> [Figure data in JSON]
** START **
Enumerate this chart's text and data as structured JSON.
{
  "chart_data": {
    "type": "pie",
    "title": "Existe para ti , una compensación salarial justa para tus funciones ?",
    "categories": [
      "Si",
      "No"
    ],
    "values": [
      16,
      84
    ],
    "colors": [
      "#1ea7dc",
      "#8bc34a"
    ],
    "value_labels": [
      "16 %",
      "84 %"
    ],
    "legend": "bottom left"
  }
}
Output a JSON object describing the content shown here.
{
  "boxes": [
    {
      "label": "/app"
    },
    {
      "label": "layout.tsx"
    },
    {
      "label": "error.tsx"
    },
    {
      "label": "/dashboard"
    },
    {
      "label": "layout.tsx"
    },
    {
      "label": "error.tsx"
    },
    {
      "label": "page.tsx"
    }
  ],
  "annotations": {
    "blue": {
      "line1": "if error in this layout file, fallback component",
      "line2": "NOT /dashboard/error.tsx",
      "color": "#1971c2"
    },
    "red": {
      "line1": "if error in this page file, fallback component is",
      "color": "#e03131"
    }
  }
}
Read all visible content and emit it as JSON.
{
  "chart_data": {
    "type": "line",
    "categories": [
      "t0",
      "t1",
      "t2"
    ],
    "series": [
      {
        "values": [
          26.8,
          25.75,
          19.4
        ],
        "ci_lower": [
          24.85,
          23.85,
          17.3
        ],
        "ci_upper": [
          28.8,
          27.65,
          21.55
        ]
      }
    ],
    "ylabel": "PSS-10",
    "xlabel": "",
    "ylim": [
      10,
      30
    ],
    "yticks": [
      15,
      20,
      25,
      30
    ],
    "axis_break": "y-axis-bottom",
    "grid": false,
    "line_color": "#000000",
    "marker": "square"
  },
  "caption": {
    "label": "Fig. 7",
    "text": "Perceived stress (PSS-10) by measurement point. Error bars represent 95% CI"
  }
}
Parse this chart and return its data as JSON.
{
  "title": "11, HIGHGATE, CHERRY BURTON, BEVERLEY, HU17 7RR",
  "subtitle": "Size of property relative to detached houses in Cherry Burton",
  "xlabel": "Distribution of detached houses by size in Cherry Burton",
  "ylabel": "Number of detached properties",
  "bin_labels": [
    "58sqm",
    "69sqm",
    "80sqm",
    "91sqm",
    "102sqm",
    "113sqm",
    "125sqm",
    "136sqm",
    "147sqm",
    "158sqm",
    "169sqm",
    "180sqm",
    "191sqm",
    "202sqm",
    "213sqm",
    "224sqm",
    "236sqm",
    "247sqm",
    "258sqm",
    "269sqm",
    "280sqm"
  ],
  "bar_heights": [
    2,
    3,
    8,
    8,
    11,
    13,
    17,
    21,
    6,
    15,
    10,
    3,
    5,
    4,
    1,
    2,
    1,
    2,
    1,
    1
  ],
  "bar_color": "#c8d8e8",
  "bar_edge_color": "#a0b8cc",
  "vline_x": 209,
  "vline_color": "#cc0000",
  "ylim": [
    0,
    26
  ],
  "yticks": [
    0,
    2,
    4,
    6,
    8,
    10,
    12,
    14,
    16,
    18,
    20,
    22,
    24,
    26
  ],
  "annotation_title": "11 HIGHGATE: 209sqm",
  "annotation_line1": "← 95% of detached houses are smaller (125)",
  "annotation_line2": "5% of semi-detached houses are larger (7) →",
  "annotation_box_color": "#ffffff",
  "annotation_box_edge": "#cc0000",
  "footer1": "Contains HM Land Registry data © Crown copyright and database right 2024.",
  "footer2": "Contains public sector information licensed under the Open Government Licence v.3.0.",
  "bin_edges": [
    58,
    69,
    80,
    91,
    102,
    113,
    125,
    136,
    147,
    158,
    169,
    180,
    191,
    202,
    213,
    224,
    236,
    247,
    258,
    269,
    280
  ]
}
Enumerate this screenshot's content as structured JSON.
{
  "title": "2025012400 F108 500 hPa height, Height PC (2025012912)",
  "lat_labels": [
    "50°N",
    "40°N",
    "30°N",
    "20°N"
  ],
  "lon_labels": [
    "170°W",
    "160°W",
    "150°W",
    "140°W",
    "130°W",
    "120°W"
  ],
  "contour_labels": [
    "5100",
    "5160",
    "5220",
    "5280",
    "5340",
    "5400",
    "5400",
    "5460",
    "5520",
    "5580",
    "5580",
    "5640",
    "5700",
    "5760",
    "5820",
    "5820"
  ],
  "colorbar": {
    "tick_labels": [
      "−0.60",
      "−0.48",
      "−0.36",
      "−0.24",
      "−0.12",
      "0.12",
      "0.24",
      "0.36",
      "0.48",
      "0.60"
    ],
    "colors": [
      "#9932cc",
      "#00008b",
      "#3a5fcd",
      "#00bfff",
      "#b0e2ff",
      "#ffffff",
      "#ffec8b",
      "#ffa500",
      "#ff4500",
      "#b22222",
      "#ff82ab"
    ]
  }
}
** END **
> [SHORT EXERCISE] Select and copy every line of the material that holds the string "Contains".

> [ANSWER FOR THE TASK]
  "footer1": "Contains HM Land Registry data © Crown copyright and database right 2024.",
  "footer2": "Contains public sector information licensed under the Open Government Licence v.3.0.",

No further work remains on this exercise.